◆ Input material
-=-=-

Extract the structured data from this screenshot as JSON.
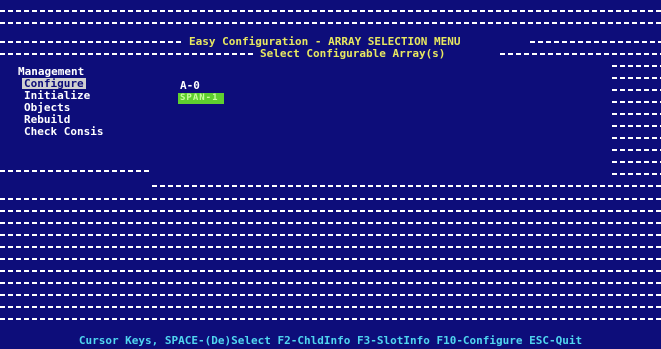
{
  "header": {
    "menu_title": "Easy Configuration - ARRAY SELECTION MENU",
    "submenu_title": "Select Configurable Array(s)"
  },
  "management": {
    "title": "Management",
    "items": [
      {
        "label": "Configure",
        "selected": true
      },
      {
        "label": "Initialize",
        "selected": false
      },
      {
        "label": "Objects",
        "selected": false
      },
      {
        "label": "Rebuild",
        "selected": false
      },
      {
        "label": "Check Consis",
        "selected": false
      }
    ]
  },
  "arrays": {
    "items": [
      {
        "label": "A-0"
      }
    ],
    "selected_chip_text": "SPAN-1"
  },
  "footer": {
    "help_text": "Cursor Keys, SPACE-(De)Select F2-ChldInfo F3-SlotInfo F10-Configure ESC-Quit"
  },
  "colors": {
    "background": "#0d0d7a",
    "title_text": "#e8e860",
    "footer_text": "#4fd6f0",
    "selected_chip": "#5fcf2f",
    "menu_highlight": "#d0d0d0"
  }
}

-=-=-

◆ Short task
Write out each line again precisely as it appears, skipping every picture.

◆ Result of this task
Extract the structured data from this screenshot as JSON.
{
  "header": {
    "menu_title": "Easy Configuration - ARRAY SELECTION MENU",
    "submenu_title": "Select Configurable Array(s)"
  },
  "management": {
    "title": "Management",
    "items": [
      {
        "label": "Configure",
        "selected": true
      },
      {
        "label": "Initialize",
        "selected": false
      },
      {
        "label": "Objects",
        "selected": false
      },
      {
        "label": "Rebuild",
        "selected": false
      },
      {
        "label": "Check Consis",
        "selected": false
      }
    ]
  },
  "arrays": {
    "items": [
      {
        "label": "A-0"
      }
    ],
    "selected_chip_text": "SPAN-1"
  },
  "footer": {
    "help_text": "Cursor Keys, SPACE-(De)Select F2-ChldInfo F3-SlotInfo F10-Configure ESC-Quit"
  },
  "colors": {
    "background": "#0d0d7a",
    "title_text": "#e8e860",
    "footer_text": "#4fd6f0",
    "selected_chip": "#5fcf2f",
    "menu_highlight": "#d0d0d0"
  }
}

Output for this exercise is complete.